• Work to be completed: Would you set down every entry shown below, precisely as written?
## Start Records for this task
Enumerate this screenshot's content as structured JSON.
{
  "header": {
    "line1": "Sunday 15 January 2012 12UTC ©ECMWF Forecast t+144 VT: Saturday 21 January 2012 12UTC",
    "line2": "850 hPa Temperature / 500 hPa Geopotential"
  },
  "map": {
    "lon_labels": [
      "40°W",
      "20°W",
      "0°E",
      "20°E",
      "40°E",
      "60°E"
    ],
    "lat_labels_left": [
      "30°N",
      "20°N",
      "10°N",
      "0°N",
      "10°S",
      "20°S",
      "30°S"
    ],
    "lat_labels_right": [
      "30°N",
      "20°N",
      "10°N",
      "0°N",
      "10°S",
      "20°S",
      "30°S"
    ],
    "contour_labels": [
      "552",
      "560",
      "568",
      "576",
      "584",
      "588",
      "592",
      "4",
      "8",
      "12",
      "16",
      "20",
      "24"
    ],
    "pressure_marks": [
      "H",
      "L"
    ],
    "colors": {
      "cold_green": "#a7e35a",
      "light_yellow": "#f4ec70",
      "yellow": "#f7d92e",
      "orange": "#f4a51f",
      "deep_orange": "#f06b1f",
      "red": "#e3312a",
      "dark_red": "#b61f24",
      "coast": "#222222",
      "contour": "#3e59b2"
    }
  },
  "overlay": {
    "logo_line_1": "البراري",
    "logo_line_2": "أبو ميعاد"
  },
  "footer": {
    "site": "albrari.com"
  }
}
## End Records for this task
• The response:
Enumerate this screenshot's content as structured JSON.
{
  "header": {
    "line1": "Sunday 15 January 2012 12UTC ©ECMWF Forecast t+144 VT: Saturday 21 January 2012 12UTC",
    "line2": "850 hPa Temperature / 500 hPa Geopotential"
  },
  "map": {
    "lon_labels": [
      "40°W",
      "20°W",
      "0°E",
      "20°E",
      "40°E",
      "60°E"
    ],
    "lat_labels_left": [
      "30°N",
      "20°N",
      "10°N",
      "0°N",
      "10°S",
      "20°S",
      "30°S"
    ],
    "lat_labels_right": [
      "30°N",
      "20°N",
      "10°N",
      "0°N",
      "10°S",
      "20°S",
      "30°S"
    ],
    "contour_labels": [
      "552",
      "560",
      "568",
      "576",
      "584",
      "588",
      "592",
      "4",
      "8",
      "12",
      "16",
      "20",
      "24"
    ],
    "pressure_marks": [
      "H",
      "L"
    ],
    "colors": {
      "cold_green": "#a7e35a",
      "light_yellow": "#f4ec70",
      "yellow": "#f7d92e",
      "orange": "#f4a51f",
      "deep_orange": "#f06b1f",
      "red": "#e3312a",
      "dark_red": "#b61f24",
      "coast": "#222222",
      "contour": "#3e59b2"
    }
  },
  "overlay": {
    "logo_line_1": "البراري",
    "logo_line_2": "أبو ميعاد"
  },
  "footer": {
    "site": "albrari.com"
  }
}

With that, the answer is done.